* PROBLEM REQUIREMENTS
Across the entries below, how many lines contain the word "Vanilleeis"? Give the number alone.

* SUPPLIED MATERIAL
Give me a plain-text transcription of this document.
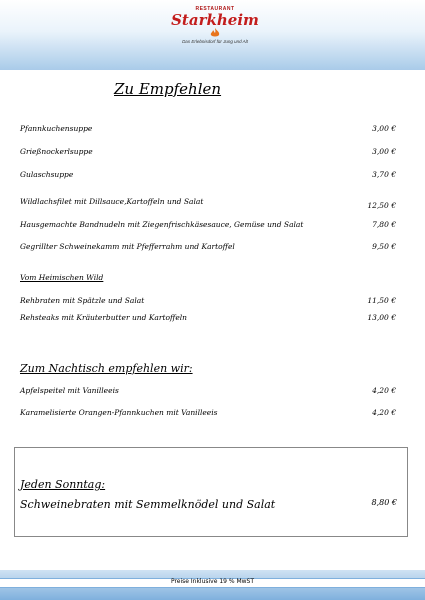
RESTAURANT
Starkheim
Das Erlebnisdorf für Jung und Alt
Zu Empfehlen
Pfannkuchensuppe	3,00 €
Grießnockerlsuppe	3,00 €
Gulaschsuppe	3,70 €
Wildlachsfilet mit Dillsauce,Kartoffeln und Salat	12,50 €
Hausgemachte Bandnudeln mit Ziegenfrischkäsesauce, Gemüse und Salat	7,80 €
Gegrillter Schweinekamm mit Pfefferrahm und Kartoffel	9,50 €
Vom Heimischen Wild
Rehbraten mit Spätzle und Salat	11,50 €
Rehsteaks mit Kräuterbutter und Kartoffeln	13,00 €
Zum Nachtisch empfehlen wir:
Apfelspeitel mit Vanilleeis	4,20 €
Karamelisierte Orangen-Pfannkuchen mit Vanilleeis	4,20 €
Jeden Sonntag:
Schweinebraten mit Semmelknödel und Salat	8,80 €
Preise Inklusive 19 % MwST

* SOLUTION
2